--- BEGIN ---

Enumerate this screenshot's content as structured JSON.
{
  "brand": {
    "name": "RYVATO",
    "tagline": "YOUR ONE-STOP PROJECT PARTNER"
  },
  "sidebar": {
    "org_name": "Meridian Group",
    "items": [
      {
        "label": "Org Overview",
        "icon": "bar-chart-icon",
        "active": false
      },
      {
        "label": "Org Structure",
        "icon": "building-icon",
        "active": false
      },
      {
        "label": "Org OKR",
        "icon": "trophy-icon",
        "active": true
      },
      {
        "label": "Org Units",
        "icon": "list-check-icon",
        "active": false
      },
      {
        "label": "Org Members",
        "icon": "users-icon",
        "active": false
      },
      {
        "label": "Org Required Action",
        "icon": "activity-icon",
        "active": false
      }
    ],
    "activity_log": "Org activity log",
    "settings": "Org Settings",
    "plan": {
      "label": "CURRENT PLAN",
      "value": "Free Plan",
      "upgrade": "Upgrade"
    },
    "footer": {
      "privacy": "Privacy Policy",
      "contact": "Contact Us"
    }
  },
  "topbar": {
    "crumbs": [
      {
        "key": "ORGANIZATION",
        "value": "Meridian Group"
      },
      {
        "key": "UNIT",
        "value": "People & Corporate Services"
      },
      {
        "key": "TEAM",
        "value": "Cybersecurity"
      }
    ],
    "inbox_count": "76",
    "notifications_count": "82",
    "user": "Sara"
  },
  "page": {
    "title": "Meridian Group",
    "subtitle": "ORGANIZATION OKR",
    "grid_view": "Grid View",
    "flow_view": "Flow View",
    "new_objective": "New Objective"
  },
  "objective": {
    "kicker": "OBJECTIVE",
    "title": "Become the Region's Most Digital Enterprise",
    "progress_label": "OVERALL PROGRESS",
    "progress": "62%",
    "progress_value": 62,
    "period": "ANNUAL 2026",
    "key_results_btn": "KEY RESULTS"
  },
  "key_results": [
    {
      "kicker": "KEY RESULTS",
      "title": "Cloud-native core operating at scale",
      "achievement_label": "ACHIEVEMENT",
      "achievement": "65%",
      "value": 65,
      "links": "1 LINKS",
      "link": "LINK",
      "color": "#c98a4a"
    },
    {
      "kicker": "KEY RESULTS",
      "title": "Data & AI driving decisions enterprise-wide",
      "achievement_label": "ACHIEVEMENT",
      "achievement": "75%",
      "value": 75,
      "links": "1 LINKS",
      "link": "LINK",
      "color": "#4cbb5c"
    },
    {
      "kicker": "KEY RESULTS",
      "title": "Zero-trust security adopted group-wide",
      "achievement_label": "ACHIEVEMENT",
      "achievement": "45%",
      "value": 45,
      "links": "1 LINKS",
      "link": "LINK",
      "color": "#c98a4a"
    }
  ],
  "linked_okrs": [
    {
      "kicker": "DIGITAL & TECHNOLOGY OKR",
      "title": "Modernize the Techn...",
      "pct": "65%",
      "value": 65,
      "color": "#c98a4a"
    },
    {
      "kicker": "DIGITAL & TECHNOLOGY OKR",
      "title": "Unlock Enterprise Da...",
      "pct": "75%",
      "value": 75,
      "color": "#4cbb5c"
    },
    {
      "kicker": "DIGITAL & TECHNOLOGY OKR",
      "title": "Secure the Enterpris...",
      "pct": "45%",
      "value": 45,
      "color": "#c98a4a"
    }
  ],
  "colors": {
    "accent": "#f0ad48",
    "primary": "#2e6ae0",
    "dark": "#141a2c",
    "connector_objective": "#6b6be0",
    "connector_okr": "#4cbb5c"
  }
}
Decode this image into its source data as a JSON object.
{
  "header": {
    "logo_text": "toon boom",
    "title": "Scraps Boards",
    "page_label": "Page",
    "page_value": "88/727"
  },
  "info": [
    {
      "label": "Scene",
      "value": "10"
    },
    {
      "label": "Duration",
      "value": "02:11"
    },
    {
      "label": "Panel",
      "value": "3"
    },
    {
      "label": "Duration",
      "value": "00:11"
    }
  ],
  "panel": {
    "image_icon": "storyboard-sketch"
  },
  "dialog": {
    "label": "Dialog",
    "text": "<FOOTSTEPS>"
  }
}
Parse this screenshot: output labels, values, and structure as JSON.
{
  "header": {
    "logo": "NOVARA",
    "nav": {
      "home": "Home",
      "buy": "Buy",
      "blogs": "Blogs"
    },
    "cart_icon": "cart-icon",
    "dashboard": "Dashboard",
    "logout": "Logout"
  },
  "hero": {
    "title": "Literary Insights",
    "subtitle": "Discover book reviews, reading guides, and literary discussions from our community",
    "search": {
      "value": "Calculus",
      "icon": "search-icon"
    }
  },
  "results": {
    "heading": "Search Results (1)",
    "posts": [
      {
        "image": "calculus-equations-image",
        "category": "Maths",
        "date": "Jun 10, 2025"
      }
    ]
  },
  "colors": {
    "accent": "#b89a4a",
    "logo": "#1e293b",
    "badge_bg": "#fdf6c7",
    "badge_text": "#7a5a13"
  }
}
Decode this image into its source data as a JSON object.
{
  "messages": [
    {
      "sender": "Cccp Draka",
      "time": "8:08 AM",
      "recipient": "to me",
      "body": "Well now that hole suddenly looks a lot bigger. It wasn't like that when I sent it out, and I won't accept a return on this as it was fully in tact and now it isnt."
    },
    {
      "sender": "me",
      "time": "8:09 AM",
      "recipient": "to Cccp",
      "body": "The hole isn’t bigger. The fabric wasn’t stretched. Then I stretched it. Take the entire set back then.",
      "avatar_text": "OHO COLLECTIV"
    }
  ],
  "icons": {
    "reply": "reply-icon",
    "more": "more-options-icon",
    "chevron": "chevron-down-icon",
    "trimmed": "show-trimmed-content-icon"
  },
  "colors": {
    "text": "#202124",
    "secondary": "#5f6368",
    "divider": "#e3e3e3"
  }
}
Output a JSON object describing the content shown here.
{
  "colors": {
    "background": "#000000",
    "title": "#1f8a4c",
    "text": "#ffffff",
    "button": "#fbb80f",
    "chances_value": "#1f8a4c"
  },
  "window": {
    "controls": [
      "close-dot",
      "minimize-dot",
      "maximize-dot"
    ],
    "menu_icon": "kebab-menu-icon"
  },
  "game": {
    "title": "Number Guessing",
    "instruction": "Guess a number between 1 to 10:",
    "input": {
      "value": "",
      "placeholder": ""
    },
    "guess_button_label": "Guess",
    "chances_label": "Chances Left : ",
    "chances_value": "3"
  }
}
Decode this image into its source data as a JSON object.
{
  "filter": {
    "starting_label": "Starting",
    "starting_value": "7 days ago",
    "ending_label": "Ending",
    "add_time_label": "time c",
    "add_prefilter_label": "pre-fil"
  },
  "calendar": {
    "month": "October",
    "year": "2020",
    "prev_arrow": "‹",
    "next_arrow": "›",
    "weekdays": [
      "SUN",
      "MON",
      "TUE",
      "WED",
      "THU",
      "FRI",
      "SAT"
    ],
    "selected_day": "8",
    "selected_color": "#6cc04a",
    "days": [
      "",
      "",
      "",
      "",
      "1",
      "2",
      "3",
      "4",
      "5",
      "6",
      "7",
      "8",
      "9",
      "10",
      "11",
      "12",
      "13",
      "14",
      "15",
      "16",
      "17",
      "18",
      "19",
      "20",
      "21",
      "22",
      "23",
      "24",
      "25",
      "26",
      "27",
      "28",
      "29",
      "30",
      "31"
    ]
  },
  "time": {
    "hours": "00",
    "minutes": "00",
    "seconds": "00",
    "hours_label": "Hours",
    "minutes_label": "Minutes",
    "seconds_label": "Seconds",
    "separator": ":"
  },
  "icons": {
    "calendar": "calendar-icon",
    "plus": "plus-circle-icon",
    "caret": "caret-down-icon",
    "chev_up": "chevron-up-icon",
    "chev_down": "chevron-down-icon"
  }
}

--- END ---

Requirements
Copy out all of the records above with nothing altered.

Full response
Enumerate this screenshot's content as structured JSON.
{
  "brand": {
    "name": "RYVATO",
    "tagline": "YOUR ONE-STOP PROJECT PARTNER"
  },
  "sidebar": {
    "org_name": "Meridian Group",
    "items": [
      {
        "label": "Org Overview",
        "icon": "bar-chart-icon",
        "active": false
      },
      {
        "label": "Org Structure",
        "icon": "building-icon",
        "active": false
      },
      {
        "label": "Org OKR",
        "icon": "trophy-icon",
        "active": true
      },
      {
        "label": "Org Units",
        "icon": "list-check-icon",
        "active": false
      },
      {
        "label": "Org Members",
        "icon": "users-icon",
        "active": false
      },
      {
        "label": "Org Required Action",
        "icon": "activity-icon",
        "active": false
      }
    ],
    "activity_log": "Org activity log",
    "settings": "Org Settings",
    "plan": {
      "label": "CURRENT PLAN",
      "value": "Free Plan",
      "upgrade": "Upgrade"
    },
    "footer": {
      "privacy": "Privacy Policy",
      "contact": "Contact Us"
    }
  },
  "topbar": {
    "crumbs": [
      {
        "key": "ORGANIZATION",
        "value": "Meridian Group"
      },
      {
        "key": "UNIT",
        "value": "People & Corporate Services"
      },
      {
        "key": "TEAM",
        "value": "Cybersecurity"
      }
    ],
    "inbox_count": "76",
    "notifications_count": "82",
    "user": "Sara"
  },
  "page": {
    "title": "Meridian Group",
    "subtitle": "ORGANIZATION OKR",
    "grid_view": "Grid View",
    "flow_view": "Flow View",
    "new_objective": "New Objective"
  },
  "objective": {
    "kicker": "OBJECTIVE",
    "title": "Become the Region's Most Digital Enterprise",
    "progress_label": "OVERALL PROGRESS",
    "progress": "62%",
    "progress_value": 62,
    "period": "ANNUAL 2026",
    "key_results_btn": "KEY RESULTS"
  },
  "key_results": [
    {
      "kicker": "KEY RESULTS",
      "title": "Cloud-native core operating at scale",
      "achievement_label": "ACHIEVEMENT",
      "achievement": "65%",
      "value": 65,
      "links": "1 LINKS",
      "link": "LINK",
      "color": "#c98a4a"
    },
    {
      "kicker": "KEY RESULTS",
      "title": "Data & AI driving decisions enterprise-wide",
      "achievement_label": "ACHIEVEMENT",
      "achievement": "75%",
      "value": 75,
      "links": "1 LINKS",
      "link": "LINK",
      "color": "#4cbb5c"
    },
    {
      "kicker": "KEY RESULTS",
      "title": "Zero-trust security adopted group-wide",
      "achievement_label": "ACHIEVEMENT",
      "achievement": "45%",
      "value": 45,
      "links": "1 LINKS",
      "link": "LINK",
      "color": "#c98a4a"
    }
  ],
  "linked_okrs": [
    {
      "kicker": "DIGITAL & TECHNOLOGY OKR",
      "title": "Modernize the Techn...",
      "pct": "65%",
      "value": 65,
      "color": "#c98a4a"
    },
    {
      "kicker": "DIGITAL & TECHNOLOGY OKR",
      "title": "Unlock Enterprise Da...",
      "pct": "75%",
      "value": 75,
      "color": "#4cbb5c"
    },
    {
      "kicker": "DIGITAL & TECHNOLOGY OKR",
      "title": "Secure the Enterpris...",
      "pct": "45%",
      "value": 45,
      "color": "#c98a4a"
    }
  ],
  "colors": {
    "accent": "#f0ad48",
    "primary": "#2e6ae0",
    "dark": "#141a2c",
    "connector_objective": "#6b6be0",
    "connector_okr": "#4cbb5c"
  }
}
Decode this image into its source data as a JSON object.
{
  "header": {
    "logo_text": "toon boom",
    "title": "Scraps Boards",
    "page_label": "Page",
    "page_value": "88/727"
  },
  "info": [
    {
      "label": "Scene",
      "value": "10"
    },
    {
      "label": "Duration",
      "value": "02:11"
    },
    {
      "label": "Panel",
      "value": "3"
    },
    {
      "label": "Duration",
      "value": "00:11"
    }
  ],
  "panel": {
    "image_icon": "storyboard-sketch"
  },
  "dialog": {
    "label": "Dialog",
    "text": "<FOOTSTEPS>"
  }
}
Parse this screenshot: output labels, values, and structure as JSON.
{
  "header": {
    "logo": "NOVARA",
    "nav": {
      "home": "Home",
      "buy": "Buy",
      "blogs": "Blogs"
    },
    "cart_icon": "cart-icon",
    "dashboard": "Dashboard",
    "logout": "Logout"
  },
  "hero": {
    "title": "Literary Insights",
    "subtitle": "Discover book reviews, reading guides, and literary discussions from our community",
    "search": {
      "value": "Calculus",
      "icon": "search-icon"
    }
  },
  "results": {
    "heading": "Search Results (1)",
    "posts": [
      {
        "image": "calculus-equations-image",
        "category": "Maths",
        "date": "Jun 10, 2025"
      }
    ]
  },
  "colors": {
    "accent": "#b89a4a",
    "logo": "#1e293b",
    "badge_bg": "#fdf6c7",
    "badge_text": "#7a5a13"
  }
}
Decode this image into its source data as a JSON object.
{
  "messages": [
    {
      "sender": "Cccp Draka",
      "time": "8:08 AM",
      "recipient": "to me",
      "body": "Well now that hole suddenly looks a lot bigger. It wasn't like that when I sent it out, and I won't accept a return on this as it was fully in tact and now it isnt."
    },
    {
      "sender": "me",
      "time": "8:09 AM",
      "recipient": "to Cccp",
      "body": "The hole isn’t bigger. The fabric wasn’t stretched. Then I stretched it. Take the entire set back then.",
      "avatar_text": "OHO COLLECTIV"
    }
  ],
  "icons": {
    "reply": "reply-icon",
    "more": "more-options-icon",
    "chevron": "chevron-down-icon",
    "trimmed": "show-trimmed-content-icon"
  },
  "colors": {
    "text": "#202124",
    "secondary": "#5f6368",
    "divider": "#e3e3e3"
  }
}
Output a JSON object describing the content shown here.
{
  "colors": {
    "background": "#000000",
    "title": "#1f8a4c",
    "text": "#ffffff",
    "button": "#fbb80f",
    "chances_value": "#1f8a4c"
  },
  "window": {
    "controls": [
      "close-dot",
      "minimize-dot",
      "maximize-dot"
    ],
    "menu_icon": "kebab-menu-icon"
  },
  "game": {
    "title": "Number Guessing",
    "instruction": "Guess a number between 1 to 10:",
    "input": {
      "value": "",
      "placeholder": ""
    },
    "guess_button_label": "Guess",
    "chances_label": "Chances Left : ",
    "chances_value": "3"
  }
}
Decode this image into its source data as a JSON object.
{
  "filter": {
    "starting_label": "Starting",
    "starting_value": "7 days ago",
    "ending_label": "Ending",
    "add_time_label": "time c",
    "add_prefilter_label": "pre-fil"
  },
  "calendar": {
    "month": "October",
    "year": "2020",
    "prev_arrow": "‹",
    "next_arrow": "›",
    "weekdays": [
      "SUN",
      "MON",
      "TUE",
      "WED",
      "THU",
      "FRI",
      "SAT"
    ],
    "selected_day": "8",
    "selected_color": "#6cc04a",
    "days": [
      "",
      "",
      "",
      "",
      "1",
      "2",
      "3",
      "4",
      "5",
      "6",
      "7",
      "8",
      "9",
      "10",
      "11",
      "12",
      "13",
      "14",
      "15",
      "16",
      "17",
      "18",
      "19",
      "20",
      "21",
      "22",
      "23",
      "24",
      "25",
      "26",
      "27",
      "28",
      "29",
      "30",
      "31"
    ]
  },
  "time": {
    "hours": "00",
    "minutes": "00",
    "seconds": "00",
    "hours_label": "Hours",
    "minutes_label": "Minutes",
    "seconds_label": "Seconds",
    "separator": ":"
  },
  "icons": {
    "calendar": "calendar-icon",
    "plus": "plus-circle-icon",
    "caret": "caret-down-icon",
    "chev_up": "chevron-up-icon",
    "chev_down": "chevron-down-icon"
  }
}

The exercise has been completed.